■ Records for the exercise
** Begin **

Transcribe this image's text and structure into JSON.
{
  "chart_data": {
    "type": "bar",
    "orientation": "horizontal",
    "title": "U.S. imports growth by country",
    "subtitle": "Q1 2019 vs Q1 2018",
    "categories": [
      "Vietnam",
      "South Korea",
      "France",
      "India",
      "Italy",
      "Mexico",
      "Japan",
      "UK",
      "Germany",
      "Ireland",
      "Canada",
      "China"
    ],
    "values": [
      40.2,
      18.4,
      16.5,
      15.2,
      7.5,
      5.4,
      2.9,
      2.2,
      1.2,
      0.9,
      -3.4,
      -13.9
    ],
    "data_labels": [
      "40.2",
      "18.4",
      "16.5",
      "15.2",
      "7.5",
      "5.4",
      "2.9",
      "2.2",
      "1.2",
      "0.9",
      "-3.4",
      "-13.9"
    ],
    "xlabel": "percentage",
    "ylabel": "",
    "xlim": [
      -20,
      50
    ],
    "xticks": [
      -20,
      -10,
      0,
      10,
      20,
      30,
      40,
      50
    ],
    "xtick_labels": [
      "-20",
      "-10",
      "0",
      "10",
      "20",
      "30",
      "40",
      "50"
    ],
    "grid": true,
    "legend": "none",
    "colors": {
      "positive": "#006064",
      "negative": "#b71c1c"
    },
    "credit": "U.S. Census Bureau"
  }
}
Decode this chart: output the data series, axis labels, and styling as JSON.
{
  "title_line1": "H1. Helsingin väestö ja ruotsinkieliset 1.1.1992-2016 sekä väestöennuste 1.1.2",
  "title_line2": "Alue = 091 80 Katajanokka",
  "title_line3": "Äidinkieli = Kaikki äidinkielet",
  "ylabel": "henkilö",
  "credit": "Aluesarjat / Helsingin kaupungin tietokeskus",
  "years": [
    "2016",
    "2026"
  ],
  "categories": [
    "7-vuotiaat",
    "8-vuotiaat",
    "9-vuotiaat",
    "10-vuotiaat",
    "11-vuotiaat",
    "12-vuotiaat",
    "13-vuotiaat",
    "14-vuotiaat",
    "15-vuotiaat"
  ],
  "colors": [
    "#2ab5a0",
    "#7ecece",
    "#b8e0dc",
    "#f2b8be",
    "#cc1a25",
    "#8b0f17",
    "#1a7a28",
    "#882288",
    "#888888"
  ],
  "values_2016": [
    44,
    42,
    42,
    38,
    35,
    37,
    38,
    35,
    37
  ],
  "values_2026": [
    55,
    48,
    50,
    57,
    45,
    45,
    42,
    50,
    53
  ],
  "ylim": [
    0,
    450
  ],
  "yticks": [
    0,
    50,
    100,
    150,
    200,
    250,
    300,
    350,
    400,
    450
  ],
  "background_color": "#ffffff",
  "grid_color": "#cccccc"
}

** End **

Output the full listing exactly as it stands.

Transcribe this image's text and structure into JSON.
{
  "chart_data": {
    "type": "bar",
    "orientation": "horizontal",
    "title": "U.S. imports growth by country",
    "subtitle": "Q1 2019 vs Q1 2018",
    "categories": [
      "Vietnam",
      "South Korea",
      "France",
      "India",
      "Italy",
      "Mexico",
      "Japan",
      "UK",
      "Germany",
      "Ireland",
      "Canada",
      "China"
    ],
    "values": [
      40.2,
      18.4,
      16.5,
      15.2,
      7.5,
      5.4,
      2.9,
      2.2,
      1.2,
      0.9,
      -3.4,
      -13.9
    ],
    "data_labels": [
      "40.2",
      "18.4",
      "16.5",
      "15.2",
      "7.5",
      "5.4",
      "2.9",
      "2.2",
      "1.2",
      "0.9",
      "-3.4",
      "-13.9"
    ],
    "xlabel": "percentage",
    "ylabel": "",
    "xlim": [
      -20,
      50
    ],
    "xticks": [
      -20,
      -10,
      0,
      10,
      20,
      30,
      40,
      50
    ],
    "xtick_labels": [
      "-20",
      "-10",
      "0",
      "10",
      "20",
      "30",
      "40",
      "50"
    ],
    "grid": true,
    "legend": "none",
    "colors": {
      "positive": "#006064",
      "negative": "#b71c1c"
    },
    "credit": "U.S. Census Bureau"
  }
}
Decode this chart: output the data series, axis labels, and styling as JSON.
{
  "title_line1": "H1. Helsingin väestö ja ruotsinkieliset 1.1.1992-2016 sekä väestöennuste 1.1.2",
  "title_line2": "Alue = 091 80 Katajanokka",
  "title_line3": "Äidinkieli = Kaikki äidinkielet",
  "ylabel": "henkilö",
  "credit": "Aluesarjat / Helsingin kaupungin tietokeskus",
  "years": [
    "2016",
    "2026"
  ],
  "categories": [
    "7-vuotiaat",
    "8-vuotiaat",
    "9-vuotiaat",
    "10-vuotiaat",
    "11-vuotiaat",
    "12-vuotiaat",
    "13-vuotiaat",
    "14-vuotiaat",
    "15-vuotiaat"
  ],
  "colors": [
    "#2ab5a0",
    "#7ecece",
    "#b8e0dc",
    "#f2b8be",
    "#cc1a25",
    "#8b0f17",
    "#1a7a28",
    "#882288",
    "#888888"
  ],
  "values_2016": [
    44,
    42,
    42,
    38,
    35,
    37,
    38,
    35,
    37
  ],
  "values_2026": [
    55,
    48,
    50,
    57,
    45,
    45,
    42,
    50,
    53
  ],
  "ylim": [
    0,
    450
  ],
  "yticks": [
    0,
    50,
    100,
    150,
    200,
    250,
    300,
    350,
    400,
    450
  ],
  "background_color": "#ffffff",
  "grid_color": "#cccccc"
}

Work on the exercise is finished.